■ **Material for this task**:
'''
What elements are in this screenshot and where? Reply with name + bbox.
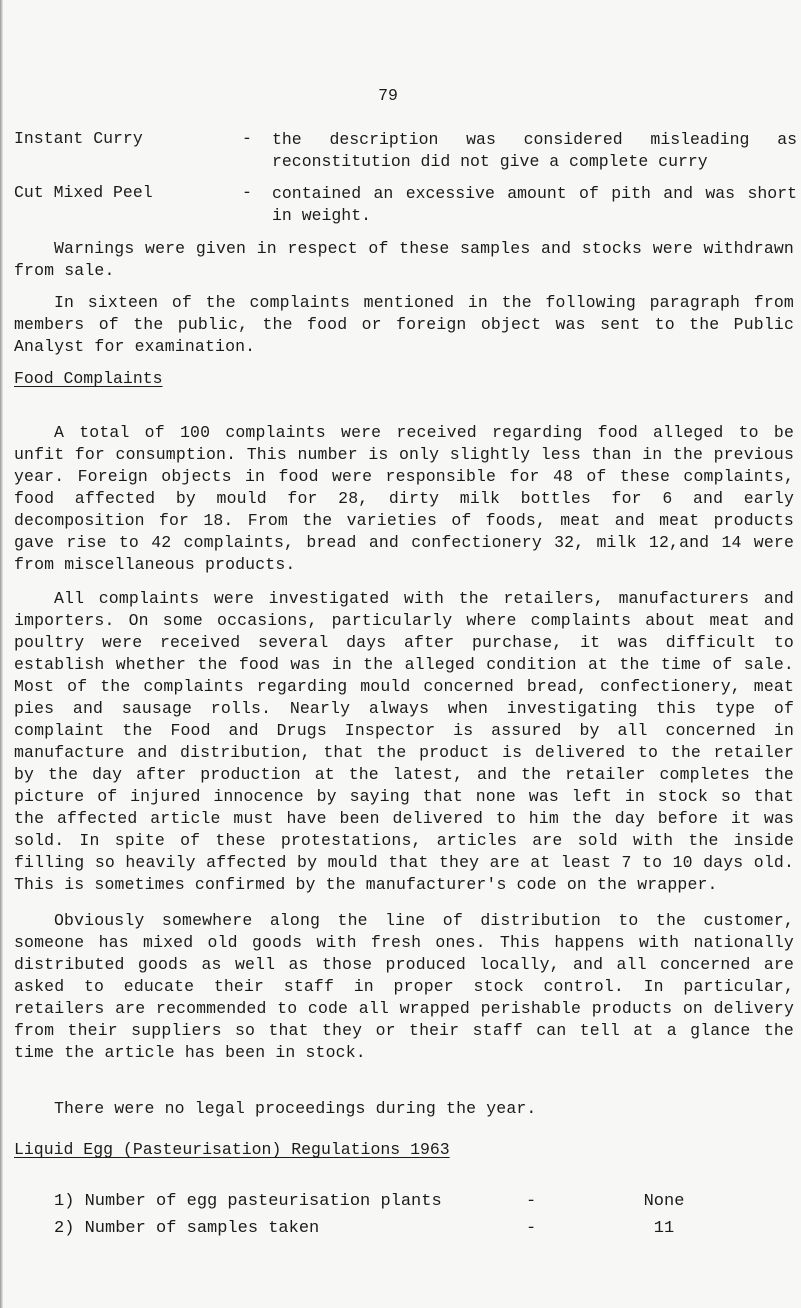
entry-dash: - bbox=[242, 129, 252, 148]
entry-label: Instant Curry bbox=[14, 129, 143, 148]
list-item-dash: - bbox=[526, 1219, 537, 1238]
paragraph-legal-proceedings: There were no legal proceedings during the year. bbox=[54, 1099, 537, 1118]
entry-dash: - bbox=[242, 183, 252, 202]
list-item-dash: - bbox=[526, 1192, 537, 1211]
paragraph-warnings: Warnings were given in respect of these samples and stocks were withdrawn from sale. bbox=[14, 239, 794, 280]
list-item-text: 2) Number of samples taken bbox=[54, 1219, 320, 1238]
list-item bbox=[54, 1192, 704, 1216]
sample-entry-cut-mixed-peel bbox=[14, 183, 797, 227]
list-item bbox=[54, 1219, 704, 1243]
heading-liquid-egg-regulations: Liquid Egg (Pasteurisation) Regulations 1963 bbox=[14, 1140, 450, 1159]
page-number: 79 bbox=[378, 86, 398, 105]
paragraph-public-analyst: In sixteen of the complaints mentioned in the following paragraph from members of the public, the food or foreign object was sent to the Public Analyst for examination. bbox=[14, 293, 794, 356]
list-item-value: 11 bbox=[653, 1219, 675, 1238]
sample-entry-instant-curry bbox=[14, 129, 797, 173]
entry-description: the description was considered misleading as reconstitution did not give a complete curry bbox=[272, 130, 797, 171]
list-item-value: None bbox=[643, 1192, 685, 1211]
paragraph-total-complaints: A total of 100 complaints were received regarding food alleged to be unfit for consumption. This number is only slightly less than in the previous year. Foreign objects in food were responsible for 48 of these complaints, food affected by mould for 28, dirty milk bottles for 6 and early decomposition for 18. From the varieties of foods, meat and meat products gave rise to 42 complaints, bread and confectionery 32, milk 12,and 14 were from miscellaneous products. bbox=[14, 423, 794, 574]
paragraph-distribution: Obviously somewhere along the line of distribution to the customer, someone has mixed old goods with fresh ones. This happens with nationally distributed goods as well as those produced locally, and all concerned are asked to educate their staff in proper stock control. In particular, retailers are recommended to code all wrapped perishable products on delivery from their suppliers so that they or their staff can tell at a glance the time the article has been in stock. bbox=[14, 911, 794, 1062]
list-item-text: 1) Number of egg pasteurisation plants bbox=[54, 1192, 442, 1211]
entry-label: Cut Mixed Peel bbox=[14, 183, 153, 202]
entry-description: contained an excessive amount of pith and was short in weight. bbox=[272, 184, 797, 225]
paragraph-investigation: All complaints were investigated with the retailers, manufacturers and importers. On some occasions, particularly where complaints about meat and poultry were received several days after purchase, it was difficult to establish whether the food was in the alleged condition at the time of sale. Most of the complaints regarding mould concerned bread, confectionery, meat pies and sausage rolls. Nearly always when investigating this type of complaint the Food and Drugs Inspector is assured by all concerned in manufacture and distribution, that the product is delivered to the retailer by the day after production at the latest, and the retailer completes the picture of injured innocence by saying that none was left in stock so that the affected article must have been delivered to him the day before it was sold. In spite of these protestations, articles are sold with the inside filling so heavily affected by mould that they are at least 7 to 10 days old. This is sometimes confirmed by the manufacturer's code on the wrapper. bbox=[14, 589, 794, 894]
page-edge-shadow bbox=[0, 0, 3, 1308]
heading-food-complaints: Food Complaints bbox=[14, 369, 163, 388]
'''
'''
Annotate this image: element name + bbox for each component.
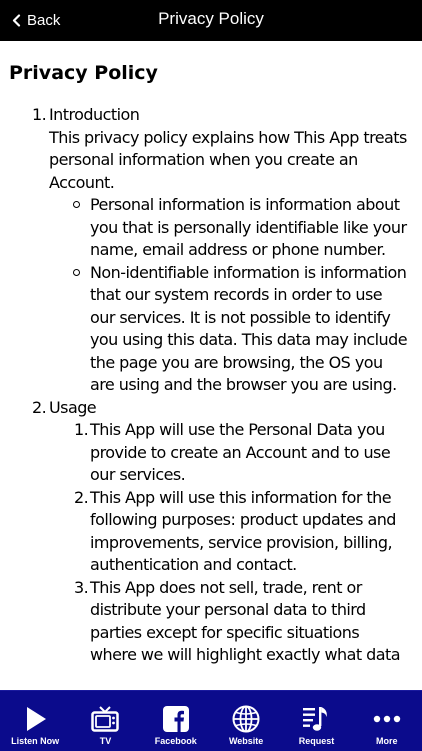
'''
'''
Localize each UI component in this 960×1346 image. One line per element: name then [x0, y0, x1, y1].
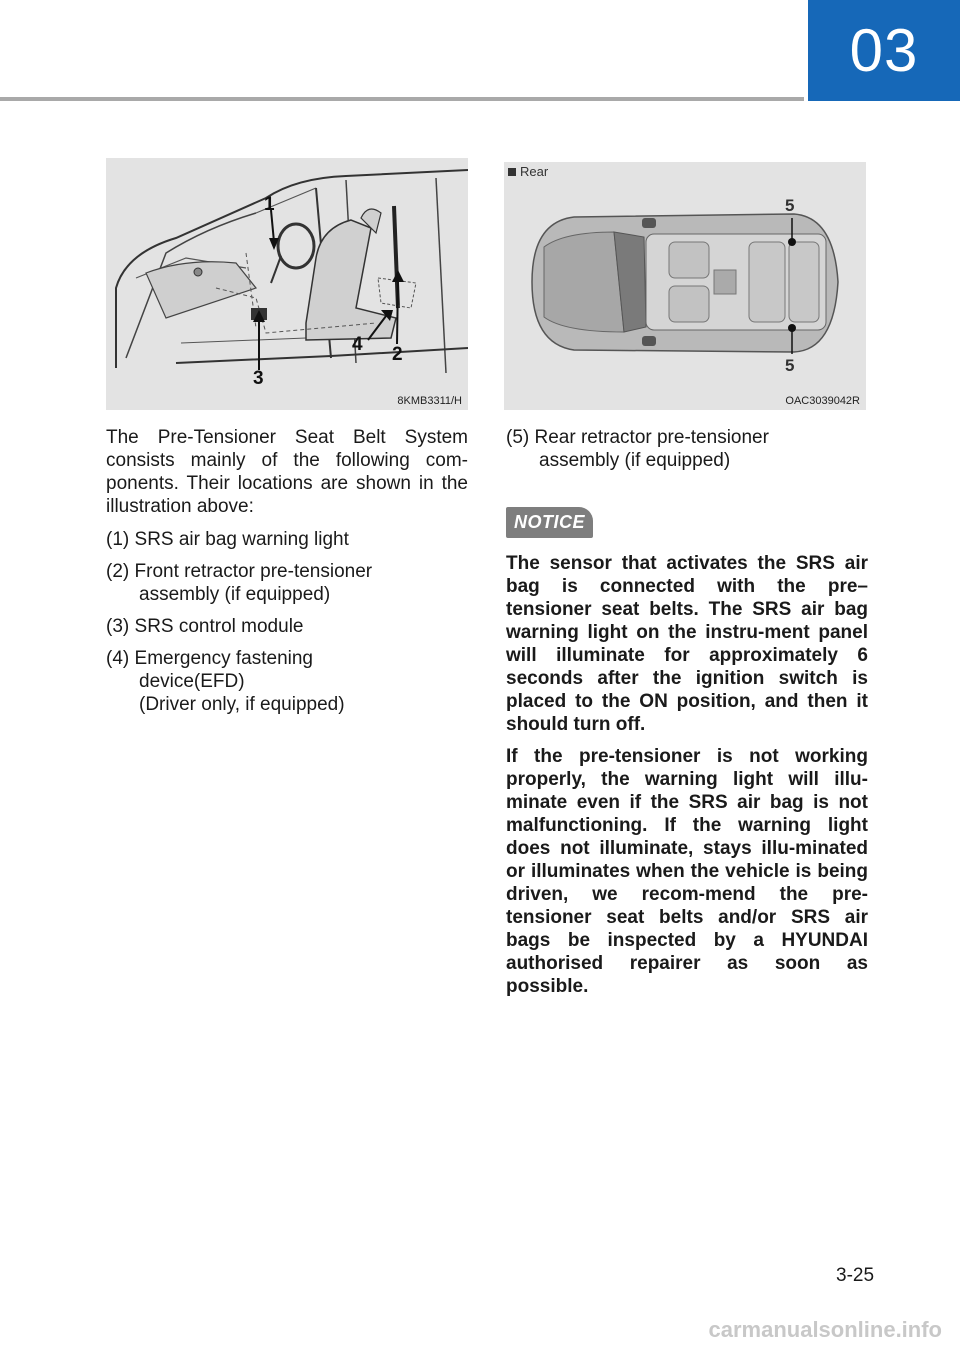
'''
■ **Given request**: Lay out the stretch of entries from the line containing "What elements are" through the line containing "sample-entry-instant-curry bbox=[14, 129, 797, 173]" as a Markdown table with the columns No. and Entry Line, one row per line, with blank lines and the picture left out.

■ **Written answer**:
| No. | Entry Line |
|---|---|
| 1 | What elements are in this screenshot and where? Reply with name + bbox. |
| 2 | entry-dash: - bbox=[242, 129, 252, 148] |
| 3 | entry-label: Instant Curry bbox=[14, 129, 143, 148] |
| 4 | list-item-dash: - bbox=[526, 1219, 537, 1238] |
| 5 | paragraph-legal-proceedings: There were no legal proceedings during the year. bbox=[54, 1099, 537, 1118] |
| 6 | entry-dash: - bbox=[242, 183, 252, 202] |
| 7 | list-item-dash: - bbox=[526, 1192, 537, 1211] |
| 8 | paragraph-warnings: Warnings were given in respect of these samples and stocks were withdrawn from sale. bbox=[14, 239, 794, 280] |
| 9 | list-item-text: 2) Number of samples taken bbox=[54, 1219, 320, 1238] |
| 10 | list-item bbox=[54, 1192, 704, 1216] |
| 11 | sample-entry-cut-mixed-peel bbox=[14, 183, 797, 227] |
| 12 | list-item bbox=[54, 1219, 704, 1243] |
| 13 | heading-liquid-egg-regulations: Liquid Egg (Pasteurisation) Regulations 1963 bbox=[14, 1140, 450, 1159] |
| 14 | page-number: 79 bbox=[378, 86, 398, 105] |
| 15 | paragraph-public-analyst: In sixteen of the complaints mentioned in the following paragraph from members of the public, the food or foreign object was sent to the Public Analyst for examination. bbox=[14, 293, 794, 356] |
| 16 | list-item-value: 11 bbox=[653, 1219, 675, 1238] |
| 17 | sample-entry-instant-curry bbox=[14, 129, 797, 173] |